WRITTEN EXERCISE:
Filter this material down to the lines that hold "работникам", copying each one.

MATERIAL FOR THIS EXERCISE:
## start
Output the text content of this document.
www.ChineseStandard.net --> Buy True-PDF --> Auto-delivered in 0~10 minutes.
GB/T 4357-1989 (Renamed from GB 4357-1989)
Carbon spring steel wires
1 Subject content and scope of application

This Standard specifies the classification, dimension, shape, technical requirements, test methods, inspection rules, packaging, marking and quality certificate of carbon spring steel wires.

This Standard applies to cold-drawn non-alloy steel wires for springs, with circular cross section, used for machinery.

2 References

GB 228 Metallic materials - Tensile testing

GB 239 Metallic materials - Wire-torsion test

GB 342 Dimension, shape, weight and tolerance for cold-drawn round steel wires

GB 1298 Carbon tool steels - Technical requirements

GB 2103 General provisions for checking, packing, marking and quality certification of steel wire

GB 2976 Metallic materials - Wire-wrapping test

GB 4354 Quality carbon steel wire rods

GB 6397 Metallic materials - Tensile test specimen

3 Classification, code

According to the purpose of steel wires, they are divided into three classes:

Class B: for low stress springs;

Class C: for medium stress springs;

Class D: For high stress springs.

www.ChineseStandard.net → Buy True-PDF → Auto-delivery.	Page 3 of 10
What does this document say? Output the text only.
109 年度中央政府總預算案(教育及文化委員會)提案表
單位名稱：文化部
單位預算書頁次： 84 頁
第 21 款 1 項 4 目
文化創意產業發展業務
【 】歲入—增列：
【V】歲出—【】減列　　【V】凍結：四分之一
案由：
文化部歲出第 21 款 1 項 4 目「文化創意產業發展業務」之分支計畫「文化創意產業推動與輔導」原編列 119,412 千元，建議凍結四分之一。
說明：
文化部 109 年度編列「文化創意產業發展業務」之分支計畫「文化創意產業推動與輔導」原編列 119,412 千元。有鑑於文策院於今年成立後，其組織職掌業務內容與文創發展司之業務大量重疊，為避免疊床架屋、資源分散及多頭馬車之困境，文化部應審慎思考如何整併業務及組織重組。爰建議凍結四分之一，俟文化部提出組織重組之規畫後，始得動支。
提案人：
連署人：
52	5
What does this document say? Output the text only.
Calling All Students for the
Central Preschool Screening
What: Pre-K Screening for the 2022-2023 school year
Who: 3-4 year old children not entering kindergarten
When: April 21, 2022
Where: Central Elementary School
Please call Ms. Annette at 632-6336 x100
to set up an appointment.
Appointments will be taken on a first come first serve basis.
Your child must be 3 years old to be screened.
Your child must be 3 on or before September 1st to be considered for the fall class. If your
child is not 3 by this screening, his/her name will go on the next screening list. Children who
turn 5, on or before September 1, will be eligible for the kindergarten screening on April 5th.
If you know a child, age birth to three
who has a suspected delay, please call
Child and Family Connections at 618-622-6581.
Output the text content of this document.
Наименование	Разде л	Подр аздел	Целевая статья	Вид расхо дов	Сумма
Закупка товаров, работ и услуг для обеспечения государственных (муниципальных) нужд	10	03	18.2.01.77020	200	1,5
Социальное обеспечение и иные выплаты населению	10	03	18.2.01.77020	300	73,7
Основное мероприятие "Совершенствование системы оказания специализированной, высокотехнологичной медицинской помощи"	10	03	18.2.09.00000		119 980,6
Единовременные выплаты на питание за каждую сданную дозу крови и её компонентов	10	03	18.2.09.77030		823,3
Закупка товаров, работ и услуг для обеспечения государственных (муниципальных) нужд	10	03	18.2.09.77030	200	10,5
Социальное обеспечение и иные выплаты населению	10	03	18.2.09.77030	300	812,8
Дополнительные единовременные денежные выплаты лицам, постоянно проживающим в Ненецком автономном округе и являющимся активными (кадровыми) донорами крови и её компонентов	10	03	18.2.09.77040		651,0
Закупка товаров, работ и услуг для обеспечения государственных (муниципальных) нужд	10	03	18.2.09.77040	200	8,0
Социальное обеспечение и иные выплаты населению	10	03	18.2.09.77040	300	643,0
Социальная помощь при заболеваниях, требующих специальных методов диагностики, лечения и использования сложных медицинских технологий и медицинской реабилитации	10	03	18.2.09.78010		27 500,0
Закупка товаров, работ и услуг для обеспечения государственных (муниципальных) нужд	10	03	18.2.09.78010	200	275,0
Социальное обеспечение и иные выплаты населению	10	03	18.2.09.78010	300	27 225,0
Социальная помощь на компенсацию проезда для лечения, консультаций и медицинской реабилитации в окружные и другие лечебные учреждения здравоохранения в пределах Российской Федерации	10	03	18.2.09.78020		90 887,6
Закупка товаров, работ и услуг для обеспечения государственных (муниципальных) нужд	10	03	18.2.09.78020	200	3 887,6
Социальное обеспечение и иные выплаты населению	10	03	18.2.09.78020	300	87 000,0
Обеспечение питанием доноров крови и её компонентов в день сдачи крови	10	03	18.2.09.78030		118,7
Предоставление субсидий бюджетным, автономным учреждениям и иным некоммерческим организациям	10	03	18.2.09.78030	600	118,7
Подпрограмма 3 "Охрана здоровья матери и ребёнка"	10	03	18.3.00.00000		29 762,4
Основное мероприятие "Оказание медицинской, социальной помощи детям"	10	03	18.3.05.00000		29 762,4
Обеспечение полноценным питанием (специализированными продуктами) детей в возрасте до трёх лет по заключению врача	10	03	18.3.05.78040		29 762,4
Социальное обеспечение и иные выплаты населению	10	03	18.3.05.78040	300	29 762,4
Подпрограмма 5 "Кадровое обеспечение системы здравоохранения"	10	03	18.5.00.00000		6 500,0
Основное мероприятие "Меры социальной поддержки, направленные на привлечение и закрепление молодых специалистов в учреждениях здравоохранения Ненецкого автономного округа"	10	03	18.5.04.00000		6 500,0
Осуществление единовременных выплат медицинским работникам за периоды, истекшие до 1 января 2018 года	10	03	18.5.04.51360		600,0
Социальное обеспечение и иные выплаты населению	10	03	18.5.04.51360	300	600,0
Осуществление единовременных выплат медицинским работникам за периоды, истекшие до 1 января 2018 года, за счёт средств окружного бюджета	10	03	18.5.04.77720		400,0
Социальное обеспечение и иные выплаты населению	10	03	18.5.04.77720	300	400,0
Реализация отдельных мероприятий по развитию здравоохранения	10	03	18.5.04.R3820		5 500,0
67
## end
OUTPUT FOR THIS TASK:
Осуществление единовременных выплат медицинским работникам за периоды, истекшие до 1 января 2018 года	10	03	18.5.04.51360		600,0
Осуществление единовременных выплат медицинским работникам за периоды, истекшие до 1 января 2018 года, за счёт средств окружного бюджета	10	03	18.5.04.77720		400,0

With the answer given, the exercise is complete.